> **What to produce**
Output the material below in its entirety, exactly as given.
====== Entries ======
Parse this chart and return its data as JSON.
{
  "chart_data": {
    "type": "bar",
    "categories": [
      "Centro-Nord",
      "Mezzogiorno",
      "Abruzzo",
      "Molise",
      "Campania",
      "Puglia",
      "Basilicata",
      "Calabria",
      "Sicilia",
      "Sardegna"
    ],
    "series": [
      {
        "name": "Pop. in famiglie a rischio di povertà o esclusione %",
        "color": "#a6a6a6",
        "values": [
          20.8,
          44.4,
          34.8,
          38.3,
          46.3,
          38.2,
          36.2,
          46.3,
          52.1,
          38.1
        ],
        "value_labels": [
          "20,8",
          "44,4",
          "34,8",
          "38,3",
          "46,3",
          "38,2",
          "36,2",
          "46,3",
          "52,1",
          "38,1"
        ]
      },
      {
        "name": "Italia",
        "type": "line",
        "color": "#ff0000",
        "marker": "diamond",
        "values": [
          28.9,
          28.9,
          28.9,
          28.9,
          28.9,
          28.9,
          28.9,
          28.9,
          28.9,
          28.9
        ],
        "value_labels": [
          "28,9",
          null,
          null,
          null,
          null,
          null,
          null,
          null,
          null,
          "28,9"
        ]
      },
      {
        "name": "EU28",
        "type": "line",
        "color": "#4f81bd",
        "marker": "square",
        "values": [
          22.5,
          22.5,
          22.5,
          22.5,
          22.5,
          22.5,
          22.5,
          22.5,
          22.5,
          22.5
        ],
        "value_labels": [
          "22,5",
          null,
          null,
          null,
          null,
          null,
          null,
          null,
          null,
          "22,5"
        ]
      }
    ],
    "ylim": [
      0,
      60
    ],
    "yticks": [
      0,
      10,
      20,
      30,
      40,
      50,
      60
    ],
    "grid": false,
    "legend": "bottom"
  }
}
======
> **Solution**
Parse this chart and return its data as JSON.
{
  "chart_data": {
    "type": "bar",
    "categories": [
      "Centro-Nord",
      "Mezzogiorno",
      "Abruzzo",
      "Molise",
      "Campania",
      "Puglia",
      "Basilicata",
      "Calabria",
      "Sicilia",
      "Sardegna"
    ],
    "series": [
      {
        "name": "Pop. in famiglie a rischio di povertà o esclusione %",
        "color": "#a6a6a6",
        "values": [
          20.8,
          44.4,
          34.8,
          38.3,
          46.3,
          38.2,
          36.2,
          46.3,
          52.1,
          38.1
        ],
        "value_labels": [
          "20,8",
          "44,4",
          "34,8",
          "38,3",
          "46,3",
          "38,2",
          "36,2",
          "46,3",
          "52,1",
          "38,1"
        ]
      },
      {
        "name": "Italia",
        "type": "line",
        "color": "#ff0000",
        "marker": "diamond",
        "values": [
          28.9,
          28.9,
          28.9,
          28.9,
          28.9,
          28.9,
          28.9,
          28.9,
          28.9,
          28.9
        ],
        "value_labels": [
          "28,9",
          null,
          null,
          null,
          null,
          null,
          null,
          null,
          null,
          "28,9"
        ]
      },
      {
        "name": "EU28",
        "type": "line",
        "color": "#4f81bd",
        "marker": "square",
        "values": [
          22.5,
          22.5,
          22.5,
          22.5,
          22.5,
          22.5,
          22.5,
          22.5,
          22.5,
          22.5
        ],
        "value_labels": [
          "22,5",
          null,
          null,
          null,
          null,
          null,
          null,
          null,
          null,
          "22,5"
        ]
      }
    ],
    "ylim": [
      0,
      60
    ],
    "yticks": [
      0,
      10,
      20,
      30,
      40,
      50,
      60
    ],
    "grid": false,
    "legend": "bottom"
  }
}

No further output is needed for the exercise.